* begin Task material *

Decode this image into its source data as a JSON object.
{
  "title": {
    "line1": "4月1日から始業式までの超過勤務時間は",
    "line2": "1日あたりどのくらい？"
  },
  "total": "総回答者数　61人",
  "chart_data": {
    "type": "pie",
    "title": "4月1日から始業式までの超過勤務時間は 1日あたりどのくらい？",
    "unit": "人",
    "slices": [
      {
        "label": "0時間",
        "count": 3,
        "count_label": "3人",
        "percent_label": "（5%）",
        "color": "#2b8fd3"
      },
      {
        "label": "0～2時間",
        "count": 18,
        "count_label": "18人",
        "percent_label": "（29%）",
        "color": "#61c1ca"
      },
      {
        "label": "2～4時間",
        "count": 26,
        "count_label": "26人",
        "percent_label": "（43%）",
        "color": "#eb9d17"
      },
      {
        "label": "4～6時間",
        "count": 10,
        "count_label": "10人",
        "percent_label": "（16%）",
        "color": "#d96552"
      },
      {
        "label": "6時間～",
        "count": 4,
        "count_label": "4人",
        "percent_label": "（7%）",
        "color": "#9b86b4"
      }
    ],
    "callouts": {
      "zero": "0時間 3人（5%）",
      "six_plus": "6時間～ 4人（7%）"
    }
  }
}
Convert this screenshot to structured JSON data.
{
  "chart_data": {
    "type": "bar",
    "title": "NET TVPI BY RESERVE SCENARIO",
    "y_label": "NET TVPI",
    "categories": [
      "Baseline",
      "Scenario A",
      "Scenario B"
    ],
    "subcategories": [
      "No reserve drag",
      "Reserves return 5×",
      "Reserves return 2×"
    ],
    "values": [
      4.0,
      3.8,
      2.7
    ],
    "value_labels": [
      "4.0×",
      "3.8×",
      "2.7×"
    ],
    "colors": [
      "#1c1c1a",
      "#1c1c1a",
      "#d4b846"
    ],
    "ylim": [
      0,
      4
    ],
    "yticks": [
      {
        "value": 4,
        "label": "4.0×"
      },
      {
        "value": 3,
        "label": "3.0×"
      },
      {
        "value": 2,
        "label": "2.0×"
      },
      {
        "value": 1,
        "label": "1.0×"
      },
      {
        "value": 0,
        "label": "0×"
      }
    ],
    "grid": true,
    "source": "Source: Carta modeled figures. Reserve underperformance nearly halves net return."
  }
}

* end Task material *

* _Your task_
From the line containing "Convert this screenshot" to the last line of the material, please quote every line exactly and only those.

* _The solution_
Convert this screenshot to structured JSON data.
{
  "chart_data": {
    "type": "bar",
    "title": "NET TVPI BY RESERVE SCENARIO",
    "y_label": "NET TVPI",
    "categories": [
      "Baseline",
      "Scenario A",
      "Scenario B"
    ],
    "subcategories": [
      "No reserve drag",
      "Reserves return 5×",
      "Reserves return 2×"
    ],
    "values": [
      4.0,
      3.8,
      2.7
    ],
    "value_labels": [
      "4.0×",
      "3.8×",
      "2.7×"
    ],
    "colors": [
      "#1c1c1a",
      "#1c1c1a",
      "#d4b846"
    ],
    "ylim": [
      0,
      4
    ],
    "yticks": [
      {
        "value": 4,
        "label": "4.0×"
      },
      {
        "value": 3,
        "label": "3.0×"
      },
      {
        "value": 2,
        "label": "2.0×"
      },
      {
        "value": 1,
        "label": "1.0×"
      },
      {
        "value": 0,
        "label": "0×"
      }
    ],
    "grid": true,
    "source": "Source: Carta modeled figures. Reserve underperformance nearly halves net return."
  }
}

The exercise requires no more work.